> **Job**
Replace "cell-value" with "cell-digit" in the listing from its first line up to and including the line with "clue-number: 16 [633,676,651,693]". Reproduce those lines with every other detail unchanged.

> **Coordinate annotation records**
--- Start ---

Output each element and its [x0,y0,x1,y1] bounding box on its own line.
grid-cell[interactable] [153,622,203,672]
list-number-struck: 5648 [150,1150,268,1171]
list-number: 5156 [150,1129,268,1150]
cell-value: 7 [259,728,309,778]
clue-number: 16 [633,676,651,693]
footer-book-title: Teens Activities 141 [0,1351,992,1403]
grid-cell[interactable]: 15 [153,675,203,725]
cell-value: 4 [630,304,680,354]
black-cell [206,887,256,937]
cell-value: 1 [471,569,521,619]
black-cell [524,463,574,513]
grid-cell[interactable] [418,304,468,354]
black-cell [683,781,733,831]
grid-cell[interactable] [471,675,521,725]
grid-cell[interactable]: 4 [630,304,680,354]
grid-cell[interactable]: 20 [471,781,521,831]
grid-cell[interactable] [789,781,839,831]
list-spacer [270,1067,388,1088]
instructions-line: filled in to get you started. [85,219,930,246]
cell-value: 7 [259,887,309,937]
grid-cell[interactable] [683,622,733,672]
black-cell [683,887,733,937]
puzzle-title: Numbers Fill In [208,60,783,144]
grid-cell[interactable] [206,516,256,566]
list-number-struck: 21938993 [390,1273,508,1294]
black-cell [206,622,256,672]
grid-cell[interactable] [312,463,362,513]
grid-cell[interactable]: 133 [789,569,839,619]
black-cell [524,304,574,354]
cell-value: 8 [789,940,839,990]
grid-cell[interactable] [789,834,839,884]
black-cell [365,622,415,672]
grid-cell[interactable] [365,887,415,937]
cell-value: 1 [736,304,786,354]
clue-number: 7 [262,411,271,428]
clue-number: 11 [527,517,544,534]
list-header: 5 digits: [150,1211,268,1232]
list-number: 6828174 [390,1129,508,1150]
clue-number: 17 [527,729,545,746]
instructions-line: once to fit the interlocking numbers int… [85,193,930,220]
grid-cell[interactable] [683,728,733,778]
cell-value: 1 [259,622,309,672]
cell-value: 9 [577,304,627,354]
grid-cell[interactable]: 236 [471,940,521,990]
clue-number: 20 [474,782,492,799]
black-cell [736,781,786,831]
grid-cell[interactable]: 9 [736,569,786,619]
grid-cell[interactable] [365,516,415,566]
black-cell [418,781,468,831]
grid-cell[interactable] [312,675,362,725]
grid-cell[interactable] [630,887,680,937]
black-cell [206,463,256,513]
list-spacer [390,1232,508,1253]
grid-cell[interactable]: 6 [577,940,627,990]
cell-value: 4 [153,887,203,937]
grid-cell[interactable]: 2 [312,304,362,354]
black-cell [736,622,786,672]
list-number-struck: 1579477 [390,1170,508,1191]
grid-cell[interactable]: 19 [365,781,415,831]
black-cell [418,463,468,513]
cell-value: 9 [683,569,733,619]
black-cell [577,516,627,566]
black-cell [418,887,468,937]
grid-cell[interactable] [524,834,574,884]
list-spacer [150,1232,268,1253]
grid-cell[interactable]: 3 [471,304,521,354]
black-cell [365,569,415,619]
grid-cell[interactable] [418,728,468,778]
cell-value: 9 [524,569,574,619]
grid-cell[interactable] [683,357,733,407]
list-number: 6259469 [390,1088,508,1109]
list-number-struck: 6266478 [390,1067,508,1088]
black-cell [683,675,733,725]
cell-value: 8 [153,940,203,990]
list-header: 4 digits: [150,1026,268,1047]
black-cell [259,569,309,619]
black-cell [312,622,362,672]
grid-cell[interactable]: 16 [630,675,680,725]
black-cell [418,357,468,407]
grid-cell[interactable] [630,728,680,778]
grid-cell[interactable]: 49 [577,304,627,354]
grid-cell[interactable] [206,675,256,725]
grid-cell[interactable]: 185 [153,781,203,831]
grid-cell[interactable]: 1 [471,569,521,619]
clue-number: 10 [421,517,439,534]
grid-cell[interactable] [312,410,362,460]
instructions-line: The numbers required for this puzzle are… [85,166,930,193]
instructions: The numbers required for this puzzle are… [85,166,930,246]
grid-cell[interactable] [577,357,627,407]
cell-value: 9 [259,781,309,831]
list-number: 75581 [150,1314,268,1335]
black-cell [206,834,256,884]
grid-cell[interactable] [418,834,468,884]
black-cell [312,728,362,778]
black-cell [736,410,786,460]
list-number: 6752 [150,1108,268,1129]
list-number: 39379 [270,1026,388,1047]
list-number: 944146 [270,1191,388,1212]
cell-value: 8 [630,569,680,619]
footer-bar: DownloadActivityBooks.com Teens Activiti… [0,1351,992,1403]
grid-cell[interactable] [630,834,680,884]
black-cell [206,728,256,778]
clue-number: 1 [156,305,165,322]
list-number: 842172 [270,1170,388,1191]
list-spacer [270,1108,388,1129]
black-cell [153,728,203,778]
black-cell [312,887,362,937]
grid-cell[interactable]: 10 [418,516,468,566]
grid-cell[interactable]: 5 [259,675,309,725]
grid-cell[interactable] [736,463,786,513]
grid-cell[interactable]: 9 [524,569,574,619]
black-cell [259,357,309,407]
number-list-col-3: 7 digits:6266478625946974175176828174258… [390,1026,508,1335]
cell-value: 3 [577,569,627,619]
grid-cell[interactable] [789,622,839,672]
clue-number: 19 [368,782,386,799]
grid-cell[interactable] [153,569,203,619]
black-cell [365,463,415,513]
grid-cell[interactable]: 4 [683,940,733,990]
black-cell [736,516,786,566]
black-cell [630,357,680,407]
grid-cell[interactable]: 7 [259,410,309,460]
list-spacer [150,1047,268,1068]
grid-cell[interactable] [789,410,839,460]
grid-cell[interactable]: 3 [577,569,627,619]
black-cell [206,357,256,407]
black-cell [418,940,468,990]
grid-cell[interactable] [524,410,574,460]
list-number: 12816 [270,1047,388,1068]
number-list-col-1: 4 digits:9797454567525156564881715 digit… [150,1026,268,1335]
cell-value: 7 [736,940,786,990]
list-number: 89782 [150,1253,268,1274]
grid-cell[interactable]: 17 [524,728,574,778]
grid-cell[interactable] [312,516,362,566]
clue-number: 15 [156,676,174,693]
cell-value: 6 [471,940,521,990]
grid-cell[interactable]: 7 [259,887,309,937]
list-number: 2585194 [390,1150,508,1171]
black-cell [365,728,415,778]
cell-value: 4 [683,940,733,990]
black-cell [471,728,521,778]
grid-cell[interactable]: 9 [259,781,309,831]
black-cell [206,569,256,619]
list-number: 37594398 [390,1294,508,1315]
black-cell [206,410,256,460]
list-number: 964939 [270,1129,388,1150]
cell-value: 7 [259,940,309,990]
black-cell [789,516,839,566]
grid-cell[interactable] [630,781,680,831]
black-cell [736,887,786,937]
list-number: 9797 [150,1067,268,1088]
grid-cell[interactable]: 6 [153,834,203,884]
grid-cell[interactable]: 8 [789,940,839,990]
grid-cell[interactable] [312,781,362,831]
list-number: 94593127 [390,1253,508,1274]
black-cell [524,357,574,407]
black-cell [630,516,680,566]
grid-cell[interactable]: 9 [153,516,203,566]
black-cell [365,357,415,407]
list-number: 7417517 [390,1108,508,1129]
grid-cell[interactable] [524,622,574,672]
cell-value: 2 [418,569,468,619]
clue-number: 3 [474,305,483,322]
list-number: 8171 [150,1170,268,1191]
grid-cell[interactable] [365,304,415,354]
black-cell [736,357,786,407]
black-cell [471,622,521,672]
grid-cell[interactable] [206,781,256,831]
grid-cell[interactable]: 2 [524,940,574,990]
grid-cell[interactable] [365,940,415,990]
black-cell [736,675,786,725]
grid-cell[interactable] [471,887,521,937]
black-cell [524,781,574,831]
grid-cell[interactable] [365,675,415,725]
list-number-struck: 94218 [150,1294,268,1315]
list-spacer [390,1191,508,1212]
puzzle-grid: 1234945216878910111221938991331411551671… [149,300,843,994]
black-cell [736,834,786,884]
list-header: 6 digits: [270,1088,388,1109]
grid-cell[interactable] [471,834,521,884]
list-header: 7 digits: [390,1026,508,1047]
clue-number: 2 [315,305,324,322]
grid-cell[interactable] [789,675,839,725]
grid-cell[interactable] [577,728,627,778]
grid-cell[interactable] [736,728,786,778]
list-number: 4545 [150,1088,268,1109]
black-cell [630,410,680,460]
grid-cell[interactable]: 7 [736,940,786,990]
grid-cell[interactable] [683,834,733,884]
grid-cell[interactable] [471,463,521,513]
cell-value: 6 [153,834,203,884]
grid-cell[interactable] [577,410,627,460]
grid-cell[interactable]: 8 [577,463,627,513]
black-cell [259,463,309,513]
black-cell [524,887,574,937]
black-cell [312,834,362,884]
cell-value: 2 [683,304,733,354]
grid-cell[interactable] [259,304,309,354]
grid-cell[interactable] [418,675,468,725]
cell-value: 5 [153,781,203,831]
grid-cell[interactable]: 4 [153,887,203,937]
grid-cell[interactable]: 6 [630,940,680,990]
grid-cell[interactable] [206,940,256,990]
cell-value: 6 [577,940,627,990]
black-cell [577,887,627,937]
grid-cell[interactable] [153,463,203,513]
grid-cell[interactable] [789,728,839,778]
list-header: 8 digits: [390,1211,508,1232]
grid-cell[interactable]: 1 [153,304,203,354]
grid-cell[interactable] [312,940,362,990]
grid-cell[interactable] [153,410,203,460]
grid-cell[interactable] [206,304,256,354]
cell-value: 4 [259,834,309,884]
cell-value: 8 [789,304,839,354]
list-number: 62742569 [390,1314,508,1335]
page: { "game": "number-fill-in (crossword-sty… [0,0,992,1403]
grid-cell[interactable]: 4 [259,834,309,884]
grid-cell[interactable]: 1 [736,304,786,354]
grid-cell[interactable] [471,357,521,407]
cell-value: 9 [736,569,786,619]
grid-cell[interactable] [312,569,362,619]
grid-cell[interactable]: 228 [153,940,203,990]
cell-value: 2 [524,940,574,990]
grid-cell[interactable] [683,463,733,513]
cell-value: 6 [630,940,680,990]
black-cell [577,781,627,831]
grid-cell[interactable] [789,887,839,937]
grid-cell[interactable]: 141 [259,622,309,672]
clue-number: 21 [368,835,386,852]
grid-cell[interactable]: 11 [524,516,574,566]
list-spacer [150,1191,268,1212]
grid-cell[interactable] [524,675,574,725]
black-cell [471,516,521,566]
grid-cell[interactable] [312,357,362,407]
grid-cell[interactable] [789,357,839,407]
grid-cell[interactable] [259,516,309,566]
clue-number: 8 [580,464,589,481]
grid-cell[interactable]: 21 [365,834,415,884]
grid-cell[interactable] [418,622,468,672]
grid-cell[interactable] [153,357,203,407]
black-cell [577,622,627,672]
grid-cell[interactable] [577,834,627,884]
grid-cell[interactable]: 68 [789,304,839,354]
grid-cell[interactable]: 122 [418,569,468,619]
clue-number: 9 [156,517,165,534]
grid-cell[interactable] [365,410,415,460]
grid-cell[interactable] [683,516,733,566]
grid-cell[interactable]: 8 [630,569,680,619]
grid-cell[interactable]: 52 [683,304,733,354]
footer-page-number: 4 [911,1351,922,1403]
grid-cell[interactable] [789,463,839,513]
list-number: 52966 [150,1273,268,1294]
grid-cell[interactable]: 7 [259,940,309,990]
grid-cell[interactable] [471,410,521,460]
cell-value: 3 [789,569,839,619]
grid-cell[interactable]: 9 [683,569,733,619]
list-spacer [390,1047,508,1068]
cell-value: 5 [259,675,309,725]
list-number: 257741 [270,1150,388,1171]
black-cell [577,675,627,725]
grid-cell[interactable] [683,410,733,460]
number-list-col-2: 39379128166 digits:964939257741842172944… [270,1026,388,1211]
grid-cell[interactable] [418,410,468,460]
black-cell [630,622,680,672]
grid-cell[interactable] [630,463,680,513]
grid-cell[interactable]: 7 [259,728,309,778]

--- End ---

> **Completed exercise**
Output each element and its [x0,y0,x1,y1] bounding box on its own line.
grid-cell[interactable] [153,622,203,672]
list-number-struck: 5648 [150,1150,268,1171]
list-number: 5156 [150,1129,268,1150]
cell-digit: 7 [259,728,309,778]
clue-number: 16 [633,676,651,693]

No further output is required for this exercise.